> Quoted passage
□ □ □ □ □ □ □
# Services whithin jails no longer accessible after upgrade to version 13.0



## GTeley (Jul 21, 2021)

After upgrading a virtual FreeBSD 12.2 system to 13.0-p3, traffic to services within jails (through Apache 2.4 reverse proxy) was blocked.
This is a Hyper-V virtual server and the second one that shows the same problem (the other one being a commercial VPS, hypervisor type unknown).

At first, I thought it would be a PF problem, as stopping PF solved the problem.
I looked for blocked traffic within the PF logs but couldn't find anything.

Later on, I noticed that creating a new jail (with ezjail) didn't work because the soft links weren't created.
Also, accessing the services within the jails didn't work either, wereas this isn't a problem in 12.2 jails.

As a test, I created a new physical v13 server from scratch and configured it as the upgraded one. Everything worked as it should.
Second, I created another Hyper-V virtual system (on the same host) and installed it from scratch and configured it as the upgraded one (copied /etc/rc.conf and /usr/local/etc/pf_rules containing my firewall rules and changed the IP addresses). All this worked as it should.

So I'm stuck with several v12.2 systems I would like to upgrade to v13.0, but 2 attempts failed on the same issue: services within jails are no longer accessible.
It looks like it has something to do with PF (as stopping it solves the issue) but then again it doesn't (as the same config on a freshly installed system works fine).
As setup and configuration are identical, I can't find anything that causes this.
□ □ □ □ □ □ □
> Task material
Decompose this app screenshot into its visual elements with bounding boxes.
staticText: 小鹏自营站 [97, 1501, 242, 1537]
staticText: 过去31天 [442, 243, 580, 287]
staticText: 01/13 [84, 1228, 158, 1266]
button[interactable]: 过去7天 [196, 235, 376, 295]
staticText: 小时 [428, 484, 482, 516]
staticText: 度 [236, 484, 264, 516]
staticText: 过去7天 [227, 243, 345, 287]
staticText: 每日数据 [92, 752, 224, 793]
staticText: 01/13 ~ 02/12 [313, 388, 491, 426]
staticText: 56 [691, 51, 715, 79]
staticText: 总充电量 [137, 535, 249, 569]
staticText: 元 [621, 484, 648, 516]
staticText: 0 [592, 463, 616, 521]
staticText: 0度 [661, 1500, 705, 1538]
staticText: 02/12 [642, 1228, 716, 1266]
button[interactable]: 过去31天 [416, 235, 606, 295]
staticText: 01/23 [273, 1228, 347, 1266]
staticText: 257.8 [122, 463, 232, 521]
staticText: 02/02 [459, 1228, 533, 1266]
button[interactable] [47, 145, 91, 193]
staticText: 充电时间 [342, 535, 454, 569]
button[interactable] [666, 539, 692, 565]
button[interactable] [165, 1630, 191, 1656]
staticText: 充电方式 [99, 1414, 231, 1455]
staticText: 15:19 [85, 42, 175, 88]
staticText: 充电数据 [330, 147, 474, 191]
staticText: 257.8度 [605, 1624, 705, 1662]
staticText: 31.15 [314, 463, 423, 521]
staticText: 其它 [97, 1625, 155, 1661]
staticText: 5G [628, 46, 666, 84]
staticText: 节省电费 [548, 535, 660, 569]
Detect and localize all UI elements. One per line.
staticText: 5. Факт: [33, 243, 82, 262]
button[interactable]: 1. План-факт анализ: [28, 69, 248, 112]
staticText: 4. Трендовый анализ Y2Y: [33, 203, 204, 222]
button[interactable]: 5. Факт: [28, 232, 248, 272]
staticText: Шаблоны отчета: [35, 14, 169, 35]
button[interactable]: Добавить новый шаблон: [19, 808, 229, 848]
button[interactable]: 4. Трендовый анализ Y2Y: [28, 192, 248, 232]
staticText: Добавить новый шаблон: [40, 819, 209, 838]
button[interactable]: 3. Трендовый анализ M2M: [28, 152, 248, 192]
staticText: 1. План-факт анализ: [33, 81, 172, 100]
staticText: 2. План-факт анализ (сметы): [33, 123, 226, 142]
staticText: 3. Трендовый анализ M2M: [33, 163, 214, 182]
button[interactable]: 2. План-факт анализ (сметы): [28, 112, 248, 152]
□ □ □ □ □ □ □
> Things to do
A - Copy the listing line for line, from its first line through the line containing "staticText: 56 [691, 51, 715, 79]".
B - Continue the forum post about jail services becoming unreachable after the FreeBSD 13.0 upgrade.

> Exercise answers
A -
Decompose this app screenshot into its visual elements with bounding boxes.
staticText: 小鹏自营站 [97, 1501, 242, 1537]
staticText: 过去31天 [442, 243, 580, 287]
staticText: 01/13 [84, 1228, 158, 1266]
button[interactable]: 过去7天 [196, 235, 376, 295]
staticText: 小时 [428, 484, 482, 516]
staticText: 度 [236, 484, 264, 516]
staticText: 过去7天 [227, 243, 345, 287]
staticText: 每日数据 [92, 752, 224, 793]
staticText: 01/13 ~ 02/12 [313, 388, 491, 426]
staticText: 56 [691, 51, 715, 79]

B -
Is there another way to find out what's going wrong here? (like some other logging I could enable to see why creating a new jail gives no errors but renders a non-working jail because the links to /basejail/* aren't created)


----------



## GTeley (Jul 23, 2021)

In the end it turns out to be an ezjail problem.
Having uninstalled and cleaned the ezjail package and reinstall it, everything works.


----------



## SirDice (Jul 23, 2021)

Honestly I would advise to use a different jail management tool. Ezjail certainly was a great tool but development on it stopped years ago and never switched over to the jail.conf style configuration. Those old variables still work on 13.0 but produce a bunch of deprecation warnings and support for it might be removed some day. 

I've been slowly migrating all my old ezjail jails to sysutils/bastille and I'm very happy with it.


----------



## GTeley (Jul 23, 2021)

Thanks, I'll take a look into it. I was already opting for iocage but didn't know bastille.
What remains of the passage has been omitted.